[Begin Given information]

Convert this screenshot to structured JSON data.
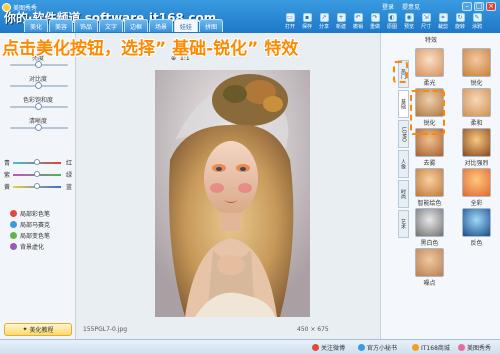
{
  "window": {
    "app_name": "美图秀秀",
    "watermark": "你的·软件频道 software.it168.com",
    "tabs": [
      "美化",
      "美容",
      "饰品",
      "文字",
      "边框",
      "场景",
      "娃娃",
      "拼图"
    ],
    "active_tab": "美化",
    "user_links": [
      "登录",
      "提意见"
    ],
    "toolbar": [
      "打开",
      "保存",
      "分享",
      "新建",
      "撤销",
      "重做",
      "原图",
      "预览",
      "尺寸",
      "裁剪",
      "旋转",
      "涂鸦"
    ]
  },
  "banner": "点击美化按钮，选择” 基础-锐化” 特效",
  "left_panel": {
    "sliders": [
      {
        "label": "亮度",
        "level": 0.5
      },
      {
        "label": "对比度",
        "level": 0.5
      },
      {
        "label": "色彩饱和度",
        "level": 0.5
      },
      {
        "label": "清晰度",
        "level": 0.5
      }
    ],
    "color_sliders": [
      {
        "left": "青",
        "right": "红"
      },
      {
        "left": "紫",
        "right": "绿"
      },
      {
        "left": "黄",
        "right": "蓝"
      }
    ],
    "effects": [
      {
        "label": "局部彩色笔",
        "color": "#e04a3a"
      },
      {
        "label": "局部马赛克",
        "color": "#3a9be0"
      },
      {
        "label": "局部变色笔",
        "color": "#6ab04c"
      },
      {
        "label": "背景虚化",
        "color": "#9b59b6"
      }
    ],
    "beautify_button": "美化教程"
  },
  "canvas": {
    "zoom_label": "1:1",
    "filename": "155PGL7-0.jpg",
    "dimensions": "450 × 675"
  },
  "right_panel": {
    "title": "特效",
    "side_tabs": [
      "热门",
      "基础",
      "LOMO",
      "人像",
      "时尚",
      "艺术"
    ],
    "active_side_tab": "基础",
    "thumbnails": [
      "柔光",
      "锐化",
      "锐化",
      "柔和",
      "去雾",
      "对比强烈",
      "智能绘色",
      "全彩",
      "黑白色",
      "反色",
      "噪点",
      ""
    ]
  },
  "bottom_bar": [
    "关注微博",
    "官方小秘书",
    "IT168商城",
    "美图秀秀"
  ]
}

[End Given information]

To do: Print the records word for word and exclude any picture they hold.

Task response:
Convert this screenshot to structured JSON data.
{
  "window": {
    "app_name": "美图秀秀",
    "watermark": "你的·软件频道 software.it168.com",
    "tabs": [
      "美化",
      "美容",
      "饰品",
      "文字",
      "边框",
      "场景",
      "娃娃",
      "拼图"
    ],
    "active_tab": "美化",
    "user_links": [
      "登录",
      "提意见"
    ],
    "toolbar": [
      "打开",
      "保存",
      "分享",
      "新建",
      "撤销",
      "重做",
      "原图",
      "预览",
      "尺寸",
      "裁剪",
      "旋转",
      "涂鸦"
    ]
  },
  "banner": "点击美化按钮，选择” 基础-锐化” 特效",
  "left_panel": {
    "sliders": [
      {
        "label": "亮度",
        "level": 0.5
      },
      {
        "label": "对比度",
        "level": 0.5
      },
      {
        "label": "色彩饱和度",
        "level": 0.5
      },
      {
        "label": "清晰度",
        "level": 0.5
      }
    ],
    "color_sliders": [
      {
        "left": "青",
        "right": "红"
      },
      {
        "left": "紫",
        "right": "绿"
      },
      {
        "left": "黄",
        "right": "蓝"
      }
    ],
    "effects": [
      {
        "label": "局部彩色笔",
        "color": "#e04a3a"
      },
      {
        "label": "局部马赛克",
        "color": "#3a9be0"
      },
      {
        "label": "局部变色笔",
        "color": "#6ab04c"
      },
      {
        "label": "背景虚化",
        "color": "#9b59b6"
      }
    ],
    "beautify_button": "美化教程"
  },
  "canvas": {
    "zoom_label": "1:1",
    "filename": "155PGL7-0.jpg",
    "dimensions": "450 × 675"
  },
  "right_panel": {
    "title": "特效",
    "side_tabs": [
      "热门",
      "基础",
      "LOMO",
      "人像",
      "时尚",
      "艺术"
    ],
    "active_side_tab": "基础",
    "thumbnails": [
      "柔光",
      "锐化",
      "锐化",
      "柔和",
      "去雾",
      "对比强烈",
      "智能绘色",
      "全彩",
      "黑白色",
      "反色",
      "噪点",
      ""
    ]
  },
  "bottom_bar": [
    "关注微博",
    "官方小秘书",
    "IT168商城",
    "美图秀秀"
  ]
}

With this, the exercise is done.